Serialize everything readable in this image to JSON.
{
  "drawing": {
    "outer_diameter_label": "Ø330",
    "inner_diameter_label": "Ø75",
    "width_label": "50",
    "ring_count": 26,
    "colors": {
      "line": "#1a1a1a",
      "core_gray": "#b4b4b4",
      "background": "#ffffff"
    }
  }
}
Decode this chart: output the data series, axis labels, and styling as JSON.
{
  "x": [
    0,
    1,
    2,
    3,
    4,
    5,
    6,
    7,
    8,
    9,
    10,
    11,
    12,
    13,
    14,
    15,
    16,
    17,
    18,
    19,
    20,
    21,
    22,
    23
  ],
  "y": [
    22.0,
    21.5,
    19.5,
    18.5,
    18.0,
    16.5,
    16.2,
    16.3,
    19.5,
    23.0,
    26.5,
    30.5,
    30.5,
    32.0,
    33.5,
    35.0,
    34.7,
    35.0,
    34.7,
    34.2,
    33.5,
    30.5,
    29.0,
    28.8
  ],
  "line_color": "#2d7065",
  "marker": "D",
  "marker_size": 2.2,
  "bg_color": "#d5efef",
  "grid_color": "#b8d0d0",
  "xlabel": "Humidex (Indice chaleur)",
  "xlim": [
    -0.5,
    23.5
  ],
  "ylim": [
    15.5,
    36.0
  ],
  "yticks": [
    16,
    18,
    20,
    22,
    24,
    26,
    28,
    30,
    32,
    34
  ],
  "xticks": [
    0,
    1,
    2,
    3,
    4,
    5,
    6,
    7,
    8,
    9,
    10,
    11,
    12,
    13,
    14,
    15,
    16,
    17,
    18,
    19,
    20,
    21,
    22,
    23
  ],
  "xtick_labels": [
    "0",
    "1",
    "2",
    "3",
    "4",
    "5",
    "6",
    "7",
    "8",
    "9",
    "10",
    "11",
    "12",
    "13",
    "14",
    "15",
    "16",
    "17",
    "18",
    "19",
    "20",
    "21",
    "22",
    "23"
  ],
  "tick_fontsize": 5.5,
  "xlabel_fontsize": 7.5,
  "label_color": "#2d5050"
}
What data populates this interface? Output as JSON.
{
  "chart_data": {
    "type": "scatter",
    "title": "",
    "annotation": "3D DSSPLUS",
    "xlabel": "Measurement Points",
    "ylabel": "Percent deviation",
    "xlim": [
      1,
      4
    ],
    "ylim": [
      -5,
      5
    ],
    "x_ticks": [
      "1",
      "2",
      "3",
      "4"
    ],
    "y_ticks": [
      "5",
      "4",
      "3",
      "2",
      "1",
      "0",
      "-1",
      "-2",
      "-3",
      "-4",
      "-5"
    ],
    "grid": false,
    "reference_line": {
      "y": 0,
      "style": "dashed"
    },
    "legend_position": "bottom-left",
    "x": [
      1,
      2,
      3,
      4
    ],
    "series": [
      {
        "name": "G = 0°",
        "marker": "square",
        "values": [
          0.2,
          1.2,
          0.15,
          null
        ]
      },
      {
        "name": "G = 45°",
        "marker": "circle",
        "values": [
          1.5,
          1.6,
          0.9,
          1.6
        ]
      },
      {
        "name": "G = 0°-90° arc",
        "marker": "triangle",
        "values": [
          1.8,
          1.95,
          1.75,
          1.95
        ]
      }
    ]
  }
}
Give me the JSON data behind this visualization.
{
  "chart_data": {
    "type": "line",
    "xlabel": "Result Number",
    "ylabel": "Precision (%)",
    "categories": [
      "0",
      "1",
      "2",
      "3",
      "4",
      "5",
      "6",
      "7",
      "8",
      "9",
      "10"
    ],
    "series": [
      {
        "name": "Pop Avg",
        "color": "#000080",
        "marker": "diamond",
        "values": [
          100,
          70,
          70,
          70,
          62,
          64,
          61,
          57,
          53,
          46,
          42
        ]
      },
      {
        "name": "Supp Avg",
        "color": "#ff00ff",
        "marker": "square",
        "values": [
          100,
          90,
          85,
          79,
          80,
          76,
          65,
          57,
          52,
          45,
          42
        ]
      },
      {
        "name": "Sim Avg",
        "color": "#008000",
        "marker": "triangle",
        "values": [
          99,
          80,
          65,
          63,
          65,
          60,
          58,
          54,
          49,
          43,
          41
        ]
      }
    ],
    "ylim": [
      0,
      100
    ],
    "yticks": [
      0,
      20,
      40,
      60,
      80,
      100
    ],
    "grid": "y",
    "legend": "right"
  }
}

= = = = = = =

— PROMPT —
Tell how many lines in the records above contain "name", giving the number and no other words.

— FULL OUTPUT —
6